== Material for this exercise ==

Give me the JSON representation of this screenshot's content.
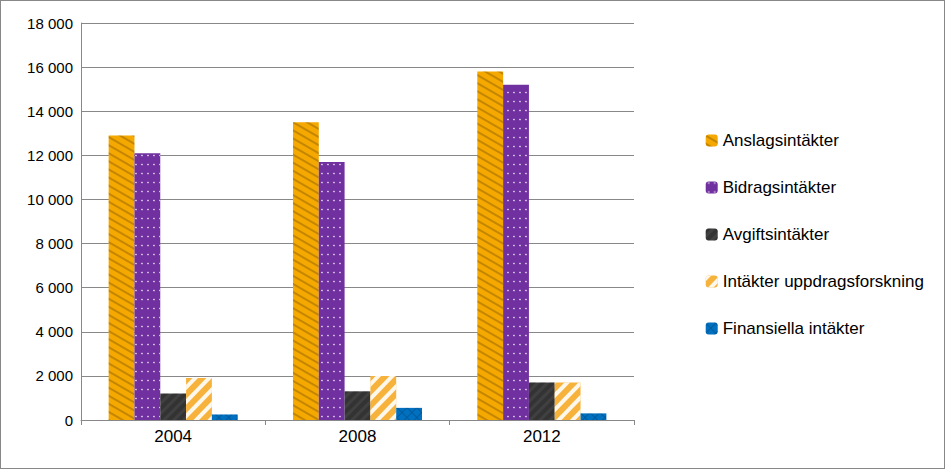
{
  "chart_data": {
    "type": "bar",
    "categories": [
      "2004",
      "2008",
      "2012"
    ],
    "series": [
      {
        "name": "Anslagsintäkter",
        "color": "#F5A800",
        "values": [
          12900,
          13500,
          15800
        ]
      },
      {
        "name": "Bidragsintäkter",
        "color": "#7030A0",
        "values": [
          12100,
          11700,
          15200
        ]
      },
      {
        "name": "Avgiftsintäkter",
        "color": "#404040",
        "values": [
          1200,
          1300,
          1700
        ]
      },
      {
        "name": "Intäkter uppdragsforskning",
        "color": "#F7B23B",
        "values": [
          1900,
          2000,
          1700
        ]
      },
      {
        "name": "Finansiella intäkter",
        "color": "#0070C0",
        "values": [
          250,
          550,
          300
        ]
      }
    ],
    "ylim": [
      0,
      18000
    ],
    "yticks": [
      0,
      {
        "value": 2000,
        "label": "2 000"
      },
      {
        "value": 4000,
        "label": "4 000"
      },
      {
        "value": 6000,
        "label": "6 000"
      },
      {
        "value": 8000,
        "label": "8 000"
      },
      {
        "value": 10000,
        "label": "10 000"
      },
      {
        "value": 12000,
        "label": "12 000"
      },
      {
        "value": 14000,
        "label": "14 000"
      },
      {
        "value": 16000,
        "label": "16 000"
      },
      {
        "value": 18000,
        "label": "18 000"
      }
    ],
    "grid": true,
    "legend": "right"
  }
}
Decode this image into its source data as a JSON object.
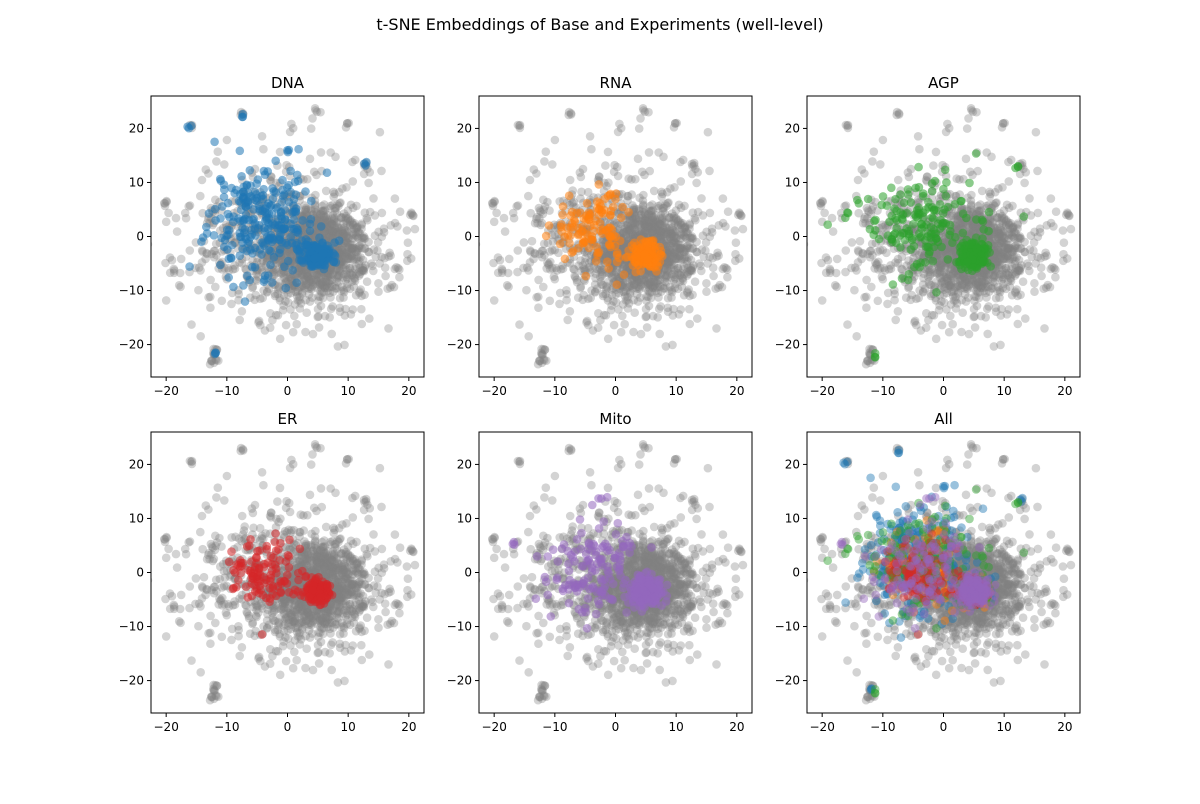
{
  "figure": {
    "suptitle": "t-SNE Embeddings of Base and Experiments (well-level)"
  },
  "style": {
    "base_color": "#808080",
    "channel_colors": {
      "DNA": "#1f77b4",
      "RNA": "#ff7f0e",
      "AGP": "#2ca02c",
      "ER": "#d62728",
      "Mito": "#9467bd"
    }
  },
  "chart_data": [
    {
      "type": "scatter",
      "title": "DNA",
      "highlight": [
        "DNA"
      ],
      "xlim": [
        -22.5,
        22.5
      ],
      "ylim": [
        -26,
        26
      ],
      "xticks": [
        -20,
        -10,
        0,
        10,
        20
      ],
      "yticks": [
        -20,
        -10,
        0,
        10,
        20
      ],
      "xlabel": "",
      "ylabel": "",
      "grid": false
    },
    {
      "type": "scatter",
      "title": "RNA",
      "highlight": [
        "RNA"
      ],
      "xlim": [
        -22.5,
        22.5
      ],
      "ylim": [
        -26,
        26
      ],
      "xticks": [
        -20,
        -10,
        0,
        10,
        20
      ],
      "yticks": [
        -20,
        -10,
        0,
        10,
        20
      ],
      "xlabel": "",
      "ylabel": "",
      "grid": false
    },
    {
      "type": "scatter",
      "title": "AGP",
      "highlight": [
        "AGP"
      ],
      "xlim": [
        -22.5,
        22.5
      ],
      "ylim": [
        -26,
        26
      ],
      "xticks": [
        -20,
        -10,
        0,
        10,
        20
      ],
      "yticks": [
        -20,
        -10,
        0,
        10,
        20
      ],
      "xlabel": "",
      "ylabel": "",
      "grid": false
    },
    {
      "type": "scatter",
      "title": "ER",
      "highlight": [
        "ER"
      ],
      "xlim": [
        -22.5,
        22.5
      ],
      "ylim": [
        -26,
        26
      ],
      "xticks": [
        -20,
        -10,
        0,
        10,
        20
      ],
      "yticks": [
        -20,
        -10,
        0,
        10,
        20
      ],
      "xlabel": "",
      "ylabel": "",
      "grid": false
    },
    {
      "type": "scatter",
      "title": "Mito",
      "highlight": [
        "Mito"
      ],
      "xlim": [
        -22.5,
        22.5
      ],
      "ylim": [
        -26,
        26
      ],
      "xticks": [
        -20,
        -10,
        0,
        10,
        20
      ],
      "yticks": [
        -20,
        -10,
        0,
        10,
        20
      ],
      "xlabel": "",
      "ylabel": "",
      "grid": false
    },
    {
      "type": "scatter",
      "title": "All",
      "highlight": [
        "DNA",
        "RNA",
        "AGP",
        "ER",
        "Mito"
      ],
      "xlim": [
        -22.5,
        22.5
      ],
      "ylim": [
        -26,
        26
      ],
      "xticks": [
        -20,
        -10,
        0,
        10,
        20
      ],
      "yticks": [
        -20,
        -10,
        0,
        10,
        20
      ],
      "xlabel": "",
      "ylabel": "",
      "grid": false
    }
  ]
}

===

The exercise.
Can you restate all the records above word for word while dropping the pictures?

Finished answer.
Give me the JSON representation of this screenshot's content.
{
  "chart_data": {
    "type": "bar",
    "categories": [
      "2004",
      "2008",
      "2012"
    ],
    "series": [
      {
        "name": "Anslagsintäkter",
        "color": "#F5A800",
        "values": [
          12900,
          13500,
          15800
        ]
      },
      {
        "name": "Bidragsintäkter",
        "color": "#7030A0",
        "values": [
          12100,
          11700,
          15200
        ]
      },
      {
        "name": "Avgiftsintäkter",
        "color": "#404040",
        "values": [
          1200,
          1300,
          1700
        ]
      },
      {
        "name": "Intäkter uppdragsforskning",
        "color": "#F7B23B",
        "values": [
          1900,
          2000,
          1700
        ]
      },
      {
        "name": "Finansiella intäkter",
        "color": "#0070C0",
        "values": [
          250,
          550,
          300
        ]
      }
    ],
    "ylim": [
      0,
      18000
    ],
    "yticks": [
      0,
      {
        "value": 2000,
        "label": "2 000"
      },
      {
        "value": 4000,
        "label": "4 000"
      },
      {
        "value": 6000,
        "label": "6 000"
      },
      {
        "value": 8000,
        "label": "8 000"
      },
      {
        "value": 10000,
        "label": "10 000"
      },
      {
        "value": 12000,
        "label": "12 000"
      },
      {
        "value": 14000,
        "label": "14 000"
      },
      {
        "value": 16000,
        "label": "16 000"
      },
      {
        "value": 18000,
        "label": "18 000"
      }
    ],
    "grid": true,
    "legend": "right"
  }
}
Decode this image into its source data as a JSON object.
{
  "figure": {
    "suptitle": "t-SNE Embeddings of Base and Experiments (well-level)"
  },
  "style": {
    "base_color": "#808080",
    "channel_colors": {
      "DNA": "#1f77b4",
      "RNA": "#ff7f0e",
      "AGP": "#2ca02c",
      "ER": "#d62728",
      "Mito": "#9467bd"
    }
  },
  "chart_data": [
    {
      "type": "scatter",
      "title": "DNA",
      "highlight": [
        "DNA"
      ],
      "xlim": [
        -22.5,
        22.5
      ],
      "ylim": [
        -26,
        26
      ],
      "xticks": [
        -20,
        -10,
        0,
        10,
        20
      ],
      "yticks": [
        -20,
        -10,
        0,
        10,
        20
      ],
      "xlabel": "",
      "ylabel": "",
      "grid": false
    },
    {
      "type": "scatter",
      "title": "RNA",
      "highlight": [
        "RNA"
      ],
      "xlim": [
        -22.5,
        22.5
      ],
      "ylim": [
        -26,
        26
      ],
      "xticks": [
        -20,
        -10,
        0,
        10,
        20
      ],
      "yticks": [
        -20,
        -10,
        0,
        10,
        20
      ],
      "xlabel": "",
      "ylabel": "",
      "grid": false
    },
    {
      "type": "scatter",
      "title": "AGP",
      "highlight": [
        "AGP"
      ],
      "xlim": [
        -22.5,
        22.5
      ],
      "ylim": [
        -26,
        26
      ],
      "xticks": [
        -20,
        -10,
        0,
        10,
        20
      ],
      "yticks": [
        -20,
        -10,
        0,
        10,
        20
      ],
      "xlabel": "",
      "ylabel": "",
      "grid": false
    },
    {
      "type": "scatter",
      "title": "ER",
      "highlight": [
        "ER"
      ],
      "xlim": [
        -22.5,
        22.5
      ],
      "ylim": [
        -26,
        26
      ],
      "xticks": [
        -20,
        -10,
        0,
        10,
        20
      ],
      "yticks": [
        -20,
        -10,
        0,
        10,
        20
      ],
      "xlabel": "",
      "ylabel": "",
      "grid": false
    },
    {
      "type": "scatter",
      "title": "Mito",
      "highlight": [
        "Mito"
      ],
      "xlim": [
        -22.5,
        22.5
      ],
      "ylim": [
        -26,
        26
      ],
      "xticks": [
        -20,
        -10,
        0,
        10,
        20
      ],
      "yticks": [
        -20,
        -10,
        0,
        10,
        20
      ],
      "xlabel": "",
      "ylabel": "",
      "grid": false
    },
    {
      "type": "scatter",
      "title": "All",
      "highlight": [
        "DNA",
        "RNA",
        "AGP",
        "ER",
        "Mito"
      ],
      "xlim": [
        -22.5,
        22.5
      ],
      "ylim": [
        -26,
        26
      ],
      "xticks": [
        -20,
        -10,
        0,
        10,
        20
      ],
      "yticks": [
        -20,
        -10,
        0,
        10,
        20
      ],
      "xlabel": "",
      "ylabel": "",
      "grid": false
    }
  ]
}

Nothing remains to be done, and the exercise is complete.